**PROMPT**
Each entry below is to be written out exactly, and the pictures are to be left out.

-*-

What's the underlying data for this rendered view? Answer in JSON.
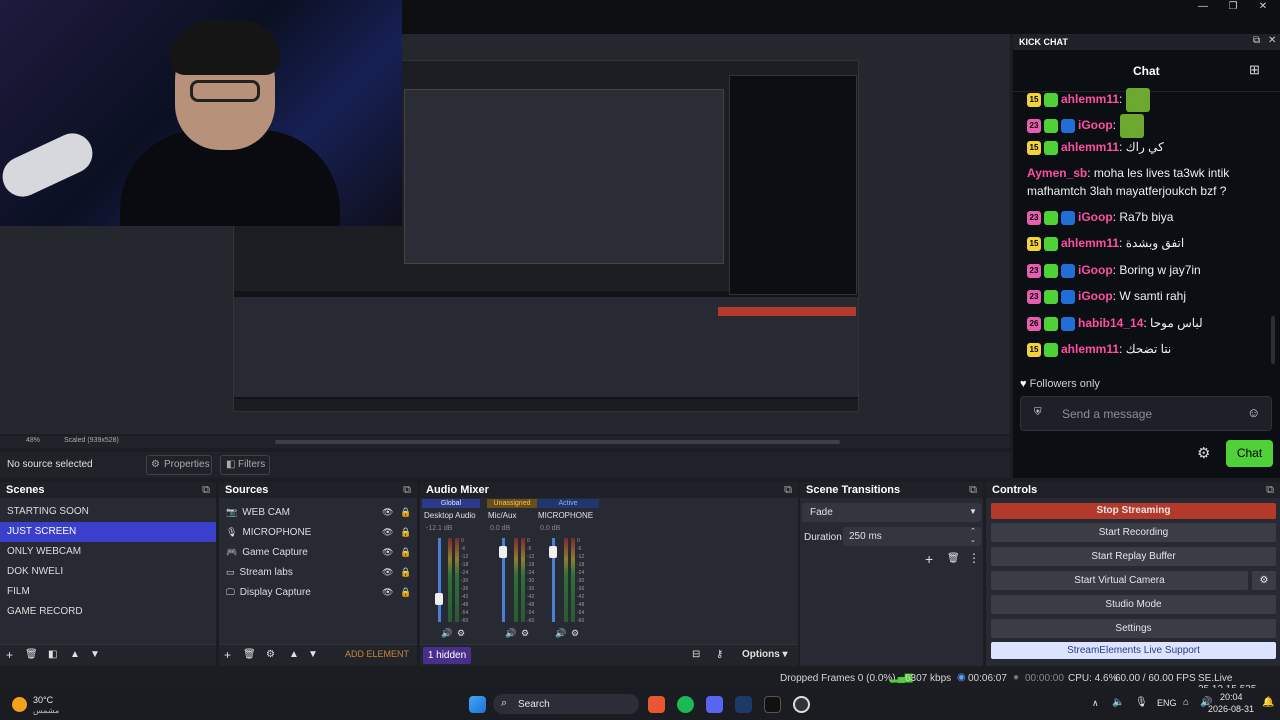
{
  "window": {
    "minimize": "—",
    "restore": "❐",
    "close": "✕"
  },
  "chat": {
    "dock_title": "KICK CHAT",
    "header": "Chat",
    "messages": [
      {
        "badge": "15",
        "badge_color": "#f2d33a",
        "user": "ahlemm11",
        "user_color": "#ff4fa3",
        "text": ":"
      },
      {
        "badge": "23",
        "badge_color": "#e75db0",
        "user": "iGoop",
        "user_color": "#ff4fa3",
        "text": ":"
      },
      {
        "badge": "15",
        "badge_color": "#f2d33a",
        "user": "ahlemm11",
        "user_color": "#ff4fa3",
        "text": ": كي راك"
      },
      {
        "badge": "",
        "badge_color": "",
        "user": "Aymen_sb",
        "user_color": "#ff4fa3",
        "text": ": moha les lives ta3wk intik"
      },
      {
        "badge": "",
        "badge_color": "",
        "user": "",
        "user_color": "",
        "text": "mafhamtch 3lah mayatferjoukch bzf ?"
      },
      {
        "badge": "23",
        "badge_color": "#e75db0",
        "user": "iGoop",
        "user_color": "#ff4fa3",
        "text": ": Ra7b biya"
      },
      {
        "badge": "15",
        "badge_color": "#f2d33a",
        "user": "ahlemm11",
        "user_color": "#ff4fa3",
        "text": ": اتفق وبشدة"
      },
      {
        "badge": "23",
        "badge_color": "#e75db0",
        "user": "iGoop",
        "user_color": "#ff4fa3",
        "text": ": Boring w jay7in"
      },
      {
        "badge": "23",
        "badge_color": "#e75db0",
        "user": "iGoop",
        "user_color": "#ff4fa3",
        "text": ": W samti rahj"
      },
      {
        "badge": "26",
        "badge_color": "#e75db0",
        "user": "habib14_14",
        "user_color": "#ff4fa3",
        "text": ": لباس موحا"
      },
      {
        "badge": "15",
        "badge_color": "#f2d33a",
        "user": "ahlemm11",
        "user_color": "#ff4fa3",
        "text": ": نتا تضحك"
      }
    ],
    "followers_only": "Followers only",
    "input_placeholder": "Send a message",
    "send_label": "Chat"
  },
  "preview": {
    "zoom": "48%",
    "scale": "Scaled (939x528)"
  },
  "sourcebar": {
    "status": "No source selected",
    "properties": "Properties",
    "filters": "Filters"
  },
  "scenes": {
    "title": "Scenes",
    "items": [
      "STARTING SOON",
      "JUST SCREEN",
      "ONLY WEBCAM",
      "DOK NWELI",
      "FILM",
      "GAME RECORD"
    ],
    "selected": "JUST SCREEN"
  },
  "sources": {
    "title": "Sources",
    "items": [
      "WEB CAM",
      "MICROPHONE",
      "Game Capture",
      "Stream labs",
      "Display Capture"
    ],
    "add_element": "ADD ELEMENT",
    "hidden": "1 hidden"
  },
  "mixer": {
    "title": "Audio Mixer",
    "groups": [
      "Global",
      "Unassigned",
      "Active"
    ],
    "channels": [
      {
        "name": "Desktop Audio",
        "db": "-12.1 dB",
        "level": 0.35
      },
      {
        "name": "Mic/Aux",
        "db": "0.0 dB",
        "level": 0.9
      },
      {
        "name": "MICROPHONE",
        "db": "0.0 dB",
        "level": 0.9
      }
    ],
    "scale": [
      "0",
      "-6",
      "-12",
      "-18",
      "-24",
      "-30",
      "-36",
      "-42",
      "-48",
      "-54",
      "-60"
    ],
    "options": "Options"
  },
  "transitions": {
    "title": "Scene Transitions",
    "selected": "Fade",
    "duration_label": "Duration",
    "duration": "250 ms"
  },
  "controls": {
    "title": "Controls",
    "stop_streaming": "Stop Streaming",
    "start_recording": "Start Recording",
    "start_replay": "Start Replay Buffer",
    "start_virtual": "Start Virtual Camera",
    "studio_mode": "Studio Mode",
    "settings": "Settings",
    "streamelements": "StreamElements Live Support"
  },
  "status": {
    "dropped": "Dropped Frames 0 (0.0%)",
    "kbps": "6307 kbps",
    "stream_time": "00:06:07",
    "rec_time": "00:00:00",
    "cpu": "CPU: 4.6%",
    "fps": "60.00 / 60.00 FPS",
    "version": "SE.Live 25.12.15.535"
  },
  "taskbar": {
    "weather_temp": "30°C",
    "weather_desc": "مشمس",
    "search": "Search",
    "lang": "ENG",
    "time": "20:04",
    "date": "2026-08-31"
  }
}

-*-

**CORRECT RESULT**
What's the underlying data for this rendered view? Answer in JSON.
{
  "window": {
    "minimize": "—",
    "restore": "❐",
    "close": "✕"
  },
  "chat": {
    "dock_title": "KICK CHAT",
    "header": "Chat",
    "messages": [
      {
        "badge": "15",
        "badge_color": "#f2d33a",
        "user": "ahlemm11",
        "user_color": "#ff4fa3",
        "text": ":"
      },
      {
        "badge": "23",
        "badge_color": "#e75db0",
        "user": "iGoop",
        "user_color": "#ff4fa3",
        "text": ":"
      },
      {
        "badge": "15",
        "badge_color": "#f2d33a",
        "user": "ahlemm11",
        "user_color": "#ff4fa3",
        "text": ": كي راك"
      },
      {
        "badge": "",
        "badge_color": "",
        "user": "Aymen_sb",
        "user_color": "#ff4fa3",
        "text": ": moha les lives ta3wk intik"
      },
      {
        "badge": "",
        "badge_color": "",
        "user": "",
        "user_color": "",
        "text": "mafhamtch 3lah mayatferjoukch bzf ?"
      },
      {
        "badge": "23",
        "badge_color": "#e75db0",
        "user": "iGoop",
        "user_color": "#ff4fa3",
        "text": ": Ra7b biya"
      },
      {
        "badge": "15",
        "badge_color": "#f2d33a",
        "user": "ahlemm11",
        "user_color": "#ff4fa3",
        "text": ": اتفق وبشدة"
      },
      {
        "badge": "23",
        "badge_color": "#e75db0",
        "user": "iGoop",
        "user_color": "#ff4fa3",
        "text": ": Boring w jay7in"
      },
      {
        "badge": "23",
        "badge_color": "#e75db0",
        "user": "iGoop",
        "user_color": "#ff4fa3",
        "text": ": W samti rahj"
      },
      {
        "badge": "26",
        "badge_color": "#e75db0",
        "user": "habib14_14",
        "user_color": "#ff4fa3",
        "text": ": لباس موحا"
      },
      {
        "badge": "15",
        "badge_color": "#f2d33a",
        "user": "ahlemm11",
        "user_color": "#ff4fa3",
        "text": ": نتا تضحك"
      }
    ],
    "followers_only": "Followers only",
    "input_placeholder": "Send a message",
    "send_label": "Chat"
  },
  "preview": {
    "zoom": "48%",
    "scale": "Scaled (939x528)"
  },
  "sourcebar": {
    "status": "No source selected",
    "properties": "Properties",
    "filters": "Filters"
  },
  "scenes": {
    "title": "Scenes",
    "items": [
      "STARTING SOON",
      "JUST SCREEN",
      "ONLY WEBCAM",
      "DOK NWELI",
      "FILM",
      "GAME RECORD"
    ],
    "selected": "JUST SCREEN"
  },
  "sources": {
    "title": "Sources",
    "items": [
      "WEB CAM",
      "MICROPHONE",
      "Game Capture",
      "Stream labs",
      "Display Capture"
    ],
    "add_element": "ADD ELEMENT",
    "hidden": "1 hidden"
  },
  "mixer": {
    "title": "Audio Mixer",
    "groups": [
      "Global",
      "Unassigned",
      "Active"
    ],
    "channels": [
      {
        "name": "Desktop Audio",
        "db": "-12.1 dB",
        "level": 0.35
      },
      {
        "name": "Mic/Aux",
        "db": "0.0 dB",
        "level": 0.9
      },
      {
        "name": "MICROPHONE",
        "db": "0.0 dB",
        "level": 0.9
      }
    ],
    "scale": [
      "0",
      "-6",
      "-12",
      "-18",
      "-24",
      "-30",
      "-36",
      "-42",
      "-48",
      "-54",
      "-60"
    ],
    "options": "Options"
  },
  "transitions": {
    "title": "Scene Transitions",
    "selected": "Fade",
    "duration_label": "Duration",
    "duration": "250 ms"
  },
  "controls": {
    "title": "Controls",
    "stop_streaming": "Stop Streaming",
    "start_recording": "Start Recording",
    "start_replay": "Start Replay Buffer",
    "start_virtual": "Start Virtual Camera",
    "studio_mode": "Studio Mode",
    "settings": "Settings",
    "streamelements": "StreamElements Live Support"
  },
  "status": {
    "dropped": "Dropped Frames 0 (0.0%)",
    "kbps": "6307 kbps",
    "stream_time": "00:06:07",
    "rec_time": "00:00:00",
    "cpu": "CPU: 4.6%",
    "fps": "60.00 / 60.00 FPS",
    "version": "SE.Live 25.12.15.535"
  },
  "taskbar": {
    "weather_temp": "30°C",
    "weather_desc": "مشمس",
    "search": "Search",
    "lang": "ENG",
    "time": "20:04",
    "date": "2026-08-31"
  }
}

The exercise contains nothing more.